⟨

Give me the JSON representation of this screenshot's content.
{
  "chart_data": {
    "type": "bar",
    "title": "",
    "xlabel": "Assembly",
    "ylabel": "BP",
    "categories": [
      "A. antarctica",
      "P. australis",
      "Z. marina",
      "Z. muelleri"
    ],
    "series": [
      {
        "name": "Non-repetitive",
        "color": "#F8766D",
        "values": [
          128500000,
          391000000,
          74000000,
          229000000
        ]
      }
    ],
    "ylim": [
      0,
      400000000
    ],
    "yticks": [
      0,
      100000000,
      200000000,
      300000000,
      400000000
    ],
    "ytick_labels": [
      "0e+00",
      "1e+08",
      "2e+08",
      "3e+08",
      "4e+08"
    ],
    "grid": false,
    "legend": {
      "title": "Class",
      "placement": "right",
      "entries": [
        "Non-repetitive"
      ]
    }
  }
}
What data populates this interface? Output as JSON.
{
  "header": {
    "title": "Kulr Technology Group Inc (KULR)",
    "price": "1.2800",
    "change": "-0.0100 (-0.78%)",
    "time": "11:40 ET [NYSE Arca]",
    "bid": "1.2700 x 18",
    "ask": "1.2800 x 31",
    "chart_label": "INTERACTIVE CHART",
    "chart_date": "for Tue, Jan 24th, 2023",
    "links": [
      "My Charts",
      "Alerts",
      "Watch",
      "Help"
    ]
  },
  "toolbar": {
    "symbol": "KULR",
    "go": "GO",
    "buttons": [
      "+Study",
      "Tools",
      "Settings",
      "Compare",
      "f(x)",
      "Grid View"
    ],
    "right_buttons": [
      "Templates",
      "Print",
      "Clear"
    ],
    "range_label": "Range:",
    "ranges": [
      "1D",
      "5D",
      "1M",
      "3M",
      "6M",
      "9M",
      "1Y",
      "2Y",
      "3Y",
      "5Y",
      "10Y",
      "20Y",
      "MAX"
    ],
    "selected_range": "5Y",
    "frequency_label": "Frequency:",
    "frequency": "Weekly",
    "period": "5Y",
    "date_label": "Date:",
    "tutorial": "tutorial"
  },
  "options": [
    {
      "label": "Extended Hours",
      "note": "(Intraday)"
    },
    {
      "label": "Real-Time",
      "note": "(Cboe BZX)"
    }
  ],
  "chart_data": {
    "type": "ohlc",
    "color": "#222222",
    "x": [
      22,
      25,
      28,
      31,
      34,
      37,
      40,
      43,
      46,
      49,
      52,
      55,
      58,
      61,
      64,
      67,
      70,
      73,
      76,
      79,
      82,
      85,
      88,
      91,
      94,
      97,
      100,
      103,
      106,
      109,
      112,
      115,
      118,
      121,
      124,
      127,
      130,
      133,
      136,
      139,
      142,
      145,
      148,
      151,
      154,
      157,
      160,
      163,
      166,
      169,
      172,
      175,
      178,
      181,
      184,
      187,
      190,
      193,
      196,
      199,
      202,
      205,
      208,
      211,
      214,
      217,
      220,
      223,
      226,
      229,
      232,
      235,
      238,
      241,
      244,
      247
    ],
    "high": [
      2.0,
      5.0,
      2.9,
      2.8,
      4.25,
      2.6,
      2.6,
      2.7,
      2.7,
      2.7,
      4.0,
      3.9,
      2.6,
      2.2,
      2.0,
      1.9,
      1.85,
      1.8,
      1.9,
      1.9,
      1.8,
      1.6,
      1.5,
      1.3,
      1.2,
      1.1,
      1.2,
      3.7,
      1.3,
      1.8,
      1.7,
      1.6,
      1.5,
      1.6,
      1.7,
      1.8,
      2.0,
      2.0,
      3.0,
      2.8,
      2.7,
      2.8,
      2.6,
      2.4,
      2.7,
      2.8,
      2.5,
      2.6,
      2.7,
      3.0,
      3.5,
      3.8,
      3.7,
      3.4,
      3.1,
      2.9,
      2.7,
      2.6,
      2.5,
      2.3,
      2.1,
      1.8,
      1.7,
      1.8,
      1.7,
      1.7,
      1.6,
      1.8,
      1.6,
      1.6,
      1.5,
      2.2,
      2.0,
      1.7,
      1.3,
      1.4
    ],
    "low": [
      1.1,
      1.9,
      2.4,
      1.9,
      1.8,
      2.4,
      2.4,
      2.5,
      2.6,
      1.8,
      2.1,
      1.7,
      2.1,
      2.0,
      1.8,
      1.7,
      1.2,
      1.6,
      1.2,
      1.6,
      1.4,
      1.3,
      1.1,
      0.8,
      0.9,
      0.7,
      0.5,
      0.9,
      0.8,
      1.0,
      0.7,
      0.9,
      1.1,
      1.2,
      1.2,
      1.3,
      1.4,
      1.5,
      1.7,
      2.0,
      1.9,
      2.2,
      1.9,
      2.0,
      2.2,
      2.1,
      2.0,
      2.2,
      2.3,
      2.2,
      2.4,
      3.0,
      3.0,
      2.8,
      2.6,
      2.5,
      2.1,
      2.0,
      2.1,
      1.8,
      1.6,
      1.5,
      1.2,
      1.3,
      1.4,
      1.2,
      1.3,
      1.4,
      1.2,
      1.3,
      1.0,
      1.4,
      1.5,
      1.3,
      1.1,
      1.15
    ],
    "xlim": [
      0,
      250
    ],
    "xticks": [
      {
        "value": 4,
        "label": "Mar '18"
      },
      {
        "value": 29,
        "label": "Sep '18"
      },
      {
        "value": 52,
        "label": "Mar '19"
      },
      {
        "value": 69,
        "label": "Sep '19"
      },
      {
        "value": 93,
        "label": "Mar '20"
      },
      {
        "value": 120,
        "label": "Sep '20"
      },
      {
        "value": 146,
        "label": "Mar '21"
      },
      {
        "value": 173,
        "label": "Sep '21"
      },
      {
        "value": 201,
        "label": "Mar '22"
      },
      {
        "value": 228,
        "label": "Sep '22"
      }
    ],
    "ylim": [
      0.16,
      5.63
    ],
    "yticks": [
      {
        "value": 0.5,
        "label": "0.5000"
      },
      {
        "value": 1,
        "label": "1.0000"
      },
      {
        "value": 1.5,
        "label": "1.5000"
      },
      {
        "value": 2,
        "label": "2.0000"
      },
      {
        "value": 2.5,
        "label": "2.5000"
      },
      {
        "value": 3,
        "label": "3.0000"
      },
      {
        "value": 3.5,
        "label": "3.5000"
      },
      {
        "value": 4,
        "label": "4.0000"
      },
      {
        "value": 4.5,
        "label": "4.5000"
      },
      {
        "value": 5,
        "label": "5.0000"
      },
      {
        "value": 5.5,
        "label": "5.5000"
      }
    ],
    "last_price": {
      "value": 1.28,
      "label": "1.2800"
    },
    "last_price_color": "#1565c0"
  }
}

⟩

INSTRUCTIONS TO FOLLOW: Report how many lines in the listing above include the word "KULR". Give nothing but the number.

TASK OUTPUT: 2